### Exercise brief
Each record needs to be echoed exactly; can you do that?

### Listed records
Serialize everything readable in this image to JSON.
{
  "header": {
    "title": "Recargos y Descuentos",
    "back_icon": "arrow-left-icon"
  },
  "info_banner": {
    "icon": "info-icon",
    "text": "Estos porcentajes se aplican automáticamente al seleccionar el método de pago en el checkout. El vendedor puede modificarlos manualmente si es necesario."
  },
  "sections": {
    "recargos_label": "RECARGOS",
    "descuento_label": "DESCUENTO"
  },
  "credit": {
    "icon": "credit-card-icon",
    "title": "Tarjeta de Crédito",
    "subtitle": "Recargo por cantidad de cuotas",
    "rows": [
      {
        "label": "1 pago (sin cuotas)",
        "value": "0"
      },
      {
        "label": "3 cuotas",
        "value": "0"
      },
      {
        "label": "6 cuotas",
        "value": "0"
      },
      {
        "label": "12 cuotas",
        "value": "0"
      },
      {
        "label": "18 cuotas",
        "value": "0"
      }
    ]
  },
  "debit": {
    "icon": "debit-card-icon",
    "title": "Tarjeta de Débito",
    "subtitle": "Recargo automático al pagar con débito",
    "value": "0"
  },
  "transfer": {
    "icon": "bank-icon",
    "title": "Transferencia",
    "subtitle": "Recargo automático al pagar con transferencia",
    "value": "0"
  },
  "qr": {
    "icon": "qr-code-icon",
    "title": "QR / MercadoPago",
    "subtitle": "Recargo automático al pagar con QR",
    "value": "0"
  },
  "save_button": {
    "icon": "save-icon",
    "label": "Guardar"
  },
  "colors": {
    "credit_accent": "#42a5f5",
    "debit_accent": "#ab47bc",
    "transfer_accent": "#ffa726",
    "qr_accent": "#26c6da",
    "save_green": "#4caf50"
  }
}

### Finished exercise
Serialize everything readable in this image to JSON.
{
  "header": {
    "title": "Recargos y Descuentos",
    "back_icon": "arrow-left-icon"
  },
  "info_banner": {
    "icon": "info-icon",
    "text": "Estos porcentajes se aplican automáticamente al seleccionar el método de pago en el checkout. El vendedor puede modificarlos manualmente si es necesario."
  },
  "sections": {
    "recargos_label": "RECARGOS",
    "descuento_label": "DESCUENTO"
  },
  "credit": {
    "icon": "credit-card-icon",
    "title": "Tarjeta de Crédito",
    "subtitle": "Recargo por cantidad de cuotas",
    "rows": [
      {
        "label": "1 pago (sin cuotas)",
        "value": "0"
      },
      {
        "label": "3 cuotas",
        "value": "0"
      },
      {
        "label": "6 cuotas",
        "value": "0"
      },
      {
        "label": "12 cuotas",
        "value": "0"
      },
      {
        "label": "18 cuotas",
        "value": "0"
      }
    ]
  },
  "debit": {
    "icon": "debit-card-icon",
    "title": "Tarjeta de Débito",
    "subtitle": "Recargo automático al pagar con débito",
    "value": "0"
  },
  "transfer": {
    "icon": "bank-icon",
    "title": "Transferencia",
    "subtitle": "Recargo automático al pagar con transferencia",
    "value": "0"
  },
  "qr": {
    "icon": "qr-code-icon",
    "title": "QR / MercadoPago",
    "subtitle": "Recargo automático al pagar con QR",
    "value": "0"
  },
  "save_button": {
    "icon": "save-icon",
    "label": "Guardar"
  },
  "colors": {
    "credit_accent": "#42a5f5",
    "debit_accent": "#ab47bc",
    "transfer_accent": "#ffa726",
    "qr_accent": "#26c6da",
    "save_green": "#4caf50"
  }
}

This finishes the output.